AVAILABLE DATA =>
==============================

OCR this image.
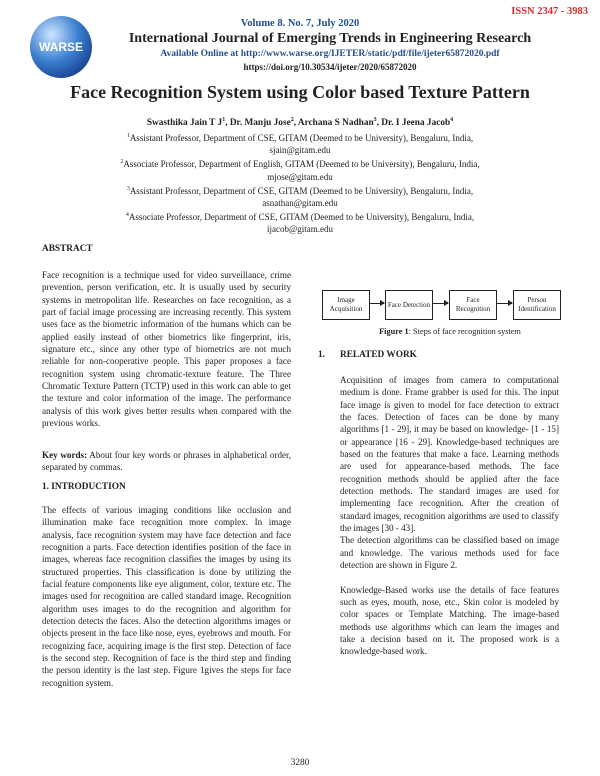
ISSN 2347 - 3983
WARSE
Volume 8. No. 7, July 2020
International Journal of Emerging Trends in Engineering Research
Available Online at http://www.warse.org/IJETER/static/pdf/file/ijeter65872020.pdf
https://doi.org/10.30534/ijeter/2020/65872020
Face Recognition System using Color based Texture Pattern
Swasthika Jain T $J^1$, Dr. Manju Jose$^2$, Archana S Nadhan$^3$, Dr. I Jeena Jacob$^4$
$^1$Assistant Professor, Department of CSE, GITAM (Deemed to be University), Bengaluru, India,
sjain@gitam.edu
$^2$Associate Professor, Department of English, GITAM (Deemed to be University), Bengaluru, India,
mjose@gitam.edu
$^3$Assistant Professor, Department of CSE, GITAM (Deemed to be University), Bengaluru, India,
asnathan@gitam.edu
$^4$Associate Professor, Department of CSE, GITAM (Deemed to be University), Bengaluru, India,
ijacob@gitam.edu
ABSTRACT
Face recognition is a technique used for video surveillance, crime prevention, person verification, etc. It is usually used by security systems in metropolitan life. Researches on face recognition, as a part of facial image processing are increasing recently. This system uses face as the biometric information of the humans which can be applied easily instead of other biometrics like fingerprint, iris, signature etc., since any other type of biometrics are not much reliable for non-cooperative people. This paper proposes a face recognition system using chromatic-texture feature. The Three Chromatic Texture Pattern (TCTP) used in this work can able to get the texture and color information of the image. The performance analysis of this work gives better results when compared with the previous works.
Key words: About four key words or phrases in alphabetical order, separated by commas.
1. INTRODUCTION
The effects of various imaging conditions like occlusion and illumination make face recognition more complex. In image analysis, face recognition system may have face detection and face recognition a parts. Face detection identifies position of the face in images, whereas face recognition classifies the images by using its structured properties. This classification is done by utilizing the facial feature components like eye alignment, color, texture etc. The images used for recognition are called standard image. Recognition algorithm uses images to do the recognition and algorithm for detection detects the faces. Also the detection algorithms images or objects present in the face like nose, eyes, eyebrows and mouth. For recognizing face, acquiring image is the first step. Detection of face is the second step. Recognition of face is the third step and finding the person identity is the last step. Figure 1gives the steps for face recognition system.
Image Acquisition
Face Detection
Face Recognition
Person Identification
Figure 1: Steps of face recognition system
1. RELATED WORK
Acquisition of images from camera to computational medium is done. Frame grabber is used for this. The input face image is given to model for face detection to extract the faces. Detection of faces can be done by many algorithms [1 - 29], it may be based on knowledge- [1 - 15] or appearance [16 - 29]. Knowledge-based techniques are based on the features that make a face. Learning methods are used for appearance-based methods. The face recognition methods should be applied after the face detection methods. The standard images are used for implementing face recognition. After the creation of standard images, recognition algorithms are used to classify the images [30 - 43].
The detection algorithms can be classified based on image and knowledge. The various methods used for face detection are shown in Figure 2.
Knowledge-Based works use the details of face features such as eyes, mouth, nose, etc., Skin color is modeled by color spaces or Template Matching. The image-based methods use algorithms which can learn the images and take a decision based on it. The proposed work is a knowledge-based work.
3280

==============================

TASK =>
Filter out all lines lacking the word "University" and copy the rest.

RESULT FOR THIS EXERCISE =>
$^1$Assistant Professor, Department of CSE, GITAM (Deemed to be University), Bengaluru, India,
$^2$Associate Professor, Department of English, GITAM (Deemed to be University), Bengaluru, India,
$^3$Assistant Professor, Department of CSE, GITAM (Deemed to be University), Bengaluru, India,
$^4$Associate Professor, Department of CSE, GITAM (Deemed to be University), Bengaluru, India,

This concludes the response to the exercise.